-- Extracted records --

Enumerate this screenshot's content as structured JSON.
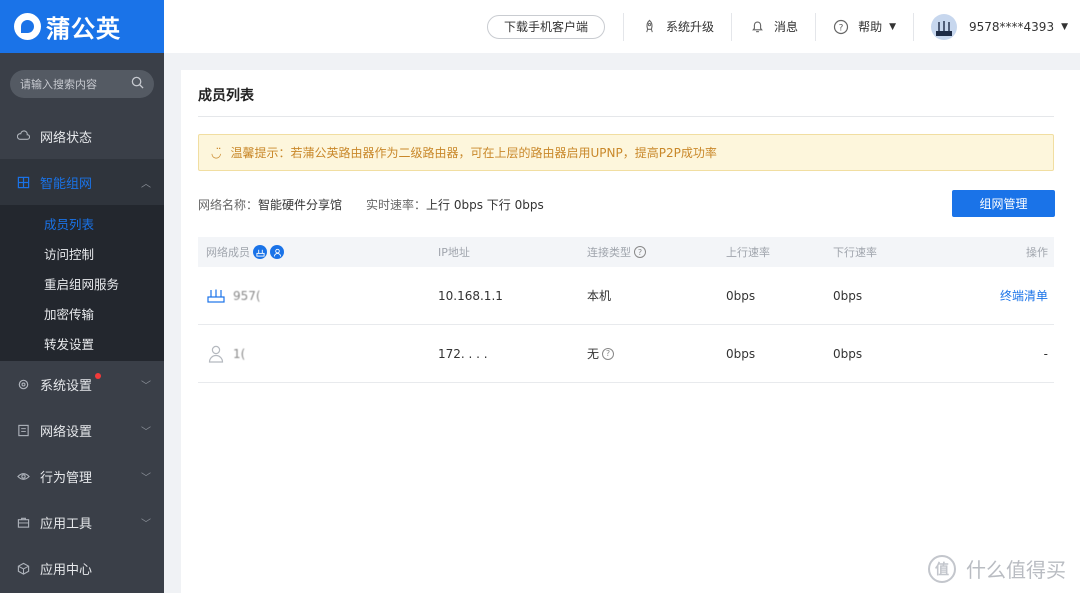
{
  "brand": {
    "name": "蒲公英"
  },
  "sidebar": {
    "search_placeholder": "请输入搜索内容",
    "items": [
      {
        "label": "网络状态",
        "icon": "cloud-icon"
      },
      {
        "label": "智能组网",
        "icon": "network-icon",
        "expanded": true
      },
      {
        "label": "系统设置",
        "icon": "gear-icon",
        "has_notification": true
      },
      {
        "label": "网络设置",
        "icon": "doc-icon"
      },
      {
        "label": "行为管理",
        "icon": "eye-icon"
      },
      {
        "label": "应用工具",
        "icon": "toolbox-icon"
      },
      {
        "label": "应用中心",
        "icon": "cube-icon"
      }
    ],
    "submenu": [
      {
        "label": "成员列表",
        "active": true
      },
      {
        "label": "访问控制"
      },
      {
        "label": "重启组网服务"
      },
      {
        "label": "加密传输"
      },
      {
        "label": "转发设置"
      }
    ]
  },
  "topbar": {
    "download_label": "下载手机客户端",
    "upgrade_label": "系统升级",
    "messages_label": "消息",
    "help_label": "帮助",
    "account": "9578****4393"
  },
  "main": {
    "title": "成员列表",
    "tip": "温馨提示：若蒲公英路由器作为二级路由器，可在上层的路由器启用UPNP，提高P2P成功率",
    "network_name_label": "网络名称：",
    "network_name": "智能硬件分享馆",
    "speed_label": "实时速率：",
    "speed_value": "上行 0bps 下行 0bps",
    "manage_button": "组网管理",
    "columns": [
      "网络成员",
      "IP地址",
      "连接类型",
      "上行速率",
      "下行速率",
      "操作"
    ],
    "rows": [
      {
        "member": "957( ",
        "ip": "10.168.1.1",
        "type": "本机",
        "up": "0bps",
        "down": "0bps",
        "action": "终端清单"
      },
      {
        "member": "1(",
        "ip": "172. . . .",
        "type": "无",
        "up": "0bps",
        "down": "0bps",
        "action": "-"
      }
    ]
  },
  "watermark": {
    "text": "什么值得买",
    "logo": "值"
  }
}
==
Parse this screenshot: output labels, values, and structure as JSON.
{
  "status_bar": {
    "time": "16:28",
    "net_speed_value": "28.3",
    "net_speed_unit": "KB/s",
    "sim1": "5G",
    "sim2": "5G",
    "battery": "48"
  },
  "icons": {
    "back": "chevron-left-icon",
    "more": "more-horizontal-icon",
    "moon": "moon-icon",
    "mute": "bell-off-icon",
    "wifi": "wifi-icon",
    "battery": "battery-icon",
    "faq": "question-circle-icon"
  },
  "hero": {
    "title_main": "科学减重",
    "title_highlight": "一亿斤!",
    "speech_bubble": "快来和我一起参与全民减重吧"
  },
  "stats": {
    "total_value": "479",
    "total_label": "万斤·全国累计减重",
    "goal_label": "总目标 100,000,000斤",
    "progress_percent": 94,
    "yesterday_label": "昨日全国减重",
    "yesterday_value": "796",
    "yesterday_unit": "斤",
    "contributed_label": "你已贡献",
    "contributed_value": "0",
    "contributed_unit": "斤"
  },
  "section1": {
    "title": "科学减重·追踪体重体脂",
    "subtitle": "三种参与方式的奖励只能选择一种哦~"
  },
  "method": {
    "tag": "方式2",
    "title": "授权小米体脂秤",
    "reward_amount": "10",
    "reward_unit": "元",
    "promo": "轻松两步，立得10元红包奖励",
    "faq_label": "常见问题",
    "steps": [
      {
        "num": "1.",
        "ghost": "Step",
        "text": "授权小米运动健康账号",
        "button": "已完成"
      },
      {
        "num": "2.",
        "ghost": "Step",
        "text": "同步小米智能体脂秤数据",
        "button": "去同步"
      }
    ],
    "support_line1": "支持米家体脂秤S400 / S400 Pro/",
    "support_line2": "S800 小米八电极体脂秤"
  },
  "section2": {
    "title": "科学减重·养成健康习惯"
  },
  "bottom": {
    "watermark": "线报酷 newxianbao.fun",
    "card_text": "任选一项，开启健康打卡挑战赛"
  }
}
...
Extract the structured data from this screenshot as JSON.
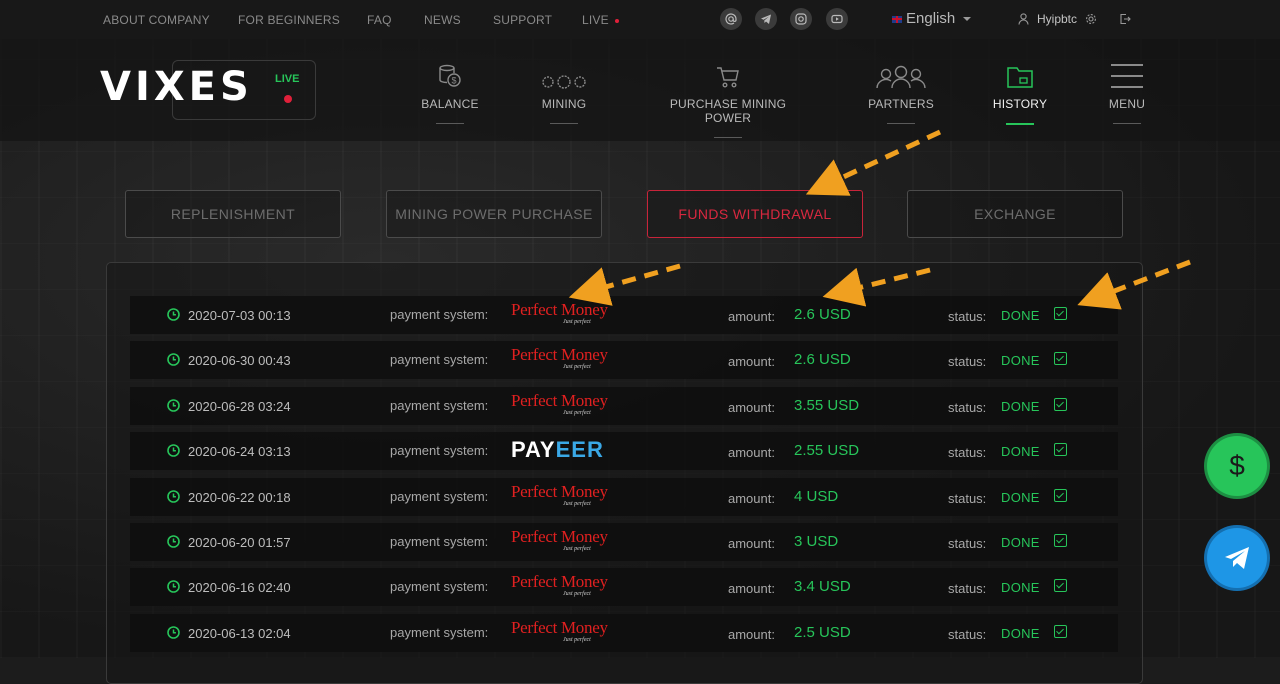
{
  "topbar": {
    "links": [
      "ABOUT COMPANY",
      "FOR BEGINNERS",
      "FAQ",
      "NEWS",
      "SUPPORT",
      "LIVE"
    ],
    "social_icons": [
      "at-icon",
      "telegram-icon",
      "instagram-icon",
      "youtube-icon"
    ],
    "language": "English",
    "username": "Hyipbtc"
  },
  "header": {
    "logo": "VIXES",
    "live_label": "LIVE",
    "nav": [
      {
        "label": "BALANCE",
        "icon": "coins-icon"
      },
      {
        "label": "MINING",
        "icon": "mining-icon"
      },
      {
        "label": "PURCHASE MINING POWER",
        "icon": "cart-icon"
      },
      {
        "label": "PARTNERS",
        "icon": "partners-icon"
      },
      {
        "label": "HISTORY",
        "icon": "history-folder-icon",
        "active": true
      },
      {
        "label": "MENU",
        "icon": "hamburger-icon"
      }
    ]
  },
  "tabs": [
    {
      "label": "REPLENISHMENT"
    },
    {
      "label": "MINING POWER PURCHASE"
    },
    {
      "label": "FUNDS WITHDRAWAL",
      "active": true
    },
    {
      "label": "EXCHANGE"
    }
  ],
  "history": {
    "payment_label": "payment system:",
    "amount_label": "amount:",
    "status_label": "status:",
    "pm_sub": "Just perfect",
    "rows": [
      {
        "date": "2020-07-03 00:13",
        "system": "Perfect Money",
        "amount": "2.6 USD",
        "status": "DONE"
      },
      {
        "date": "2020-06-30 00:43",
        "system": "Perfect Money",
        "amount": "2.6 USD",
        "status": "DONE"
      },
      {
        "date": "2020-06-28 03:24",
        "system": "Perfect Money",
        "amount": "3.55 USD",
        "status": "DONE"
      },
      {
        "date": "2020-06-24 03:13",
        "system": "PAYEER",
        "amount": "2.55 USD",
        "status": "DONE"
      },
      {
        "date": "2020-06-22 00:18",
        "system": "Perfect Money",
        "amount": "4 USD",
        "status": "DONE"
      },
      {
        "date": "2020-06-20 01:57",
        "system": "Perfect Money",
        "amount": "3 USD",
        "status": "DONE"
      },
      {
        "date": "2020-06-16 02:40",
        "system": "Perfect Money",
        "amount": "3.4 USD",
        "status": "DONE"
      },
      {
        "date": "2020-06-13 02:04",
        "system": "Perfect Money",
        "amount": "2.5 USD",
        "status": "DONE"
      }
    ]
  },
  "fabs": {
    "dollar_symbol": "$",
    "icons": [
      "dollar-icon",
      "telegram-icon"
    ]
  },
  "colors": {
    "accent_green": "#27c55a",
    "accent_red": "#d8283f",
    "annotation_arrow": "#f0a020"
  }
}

-- Your objective --
Take each line of the material that contains the word "true" and list it.

-- Written solution --
        "expanded": true
        "has_notification": true
        "active": true
        "active": true
      "active": true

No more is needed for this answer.